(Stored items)
#####
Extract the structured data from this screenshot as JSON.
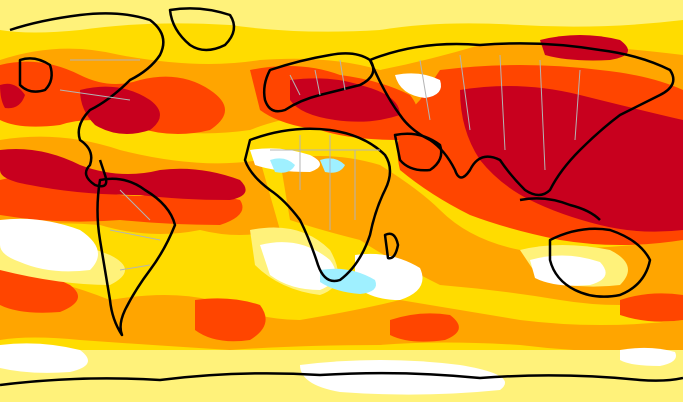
{
  "map": {
    "kind": "global temperature anomaly",
    "projection": "equirectangular",
    "colors": {
      "background_yellow": "#ffdc00",
      "pale_yellow": "#fff27a",
      "white": "#ffffff",
      "orange": "#ffa500",
      "red_orange": "#ff4500",
      "dark_red": "#c8001e",
      "light_blue": "#9ff0ff",
      "coastline": "#000000",
      "borders": "#b4b4b4"
    },
    "legend": "none",
    "labels": []
  }
}
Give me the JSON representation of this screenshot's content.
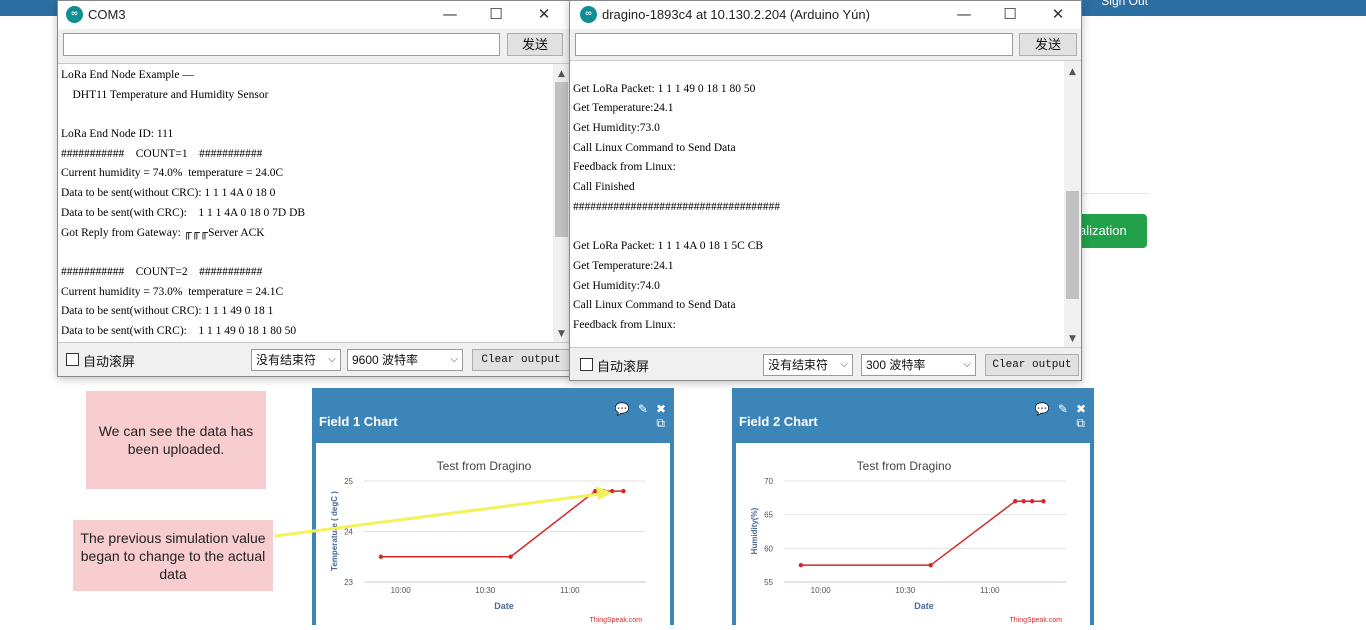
#####
# Aim
Write out every record above exactly as it stands, but leave out the pictures.

# Solution for this task
Extract the structured data from this screenshot as JSON.
{
  "map": {
    "kind": "global temperature anomaly",
    "projection": "equirectangular",
    "colors": {
      "background_yellow": "#ffdc00",
      "pale_yellow": "#fff27a",
      "white": "#ffffff",
      "orange": "#ffa500",
      "red_orange": "#ff4500",
      "dark_red": "#c8001e",
      "light_blue": "#9ff0ff",
      "coastline": "#000000",
      "borders": "#b4b4b4"
    },
    "legend": "none",
    "labels": []
  }
}
Give me the JSON representation of this screenshot's content.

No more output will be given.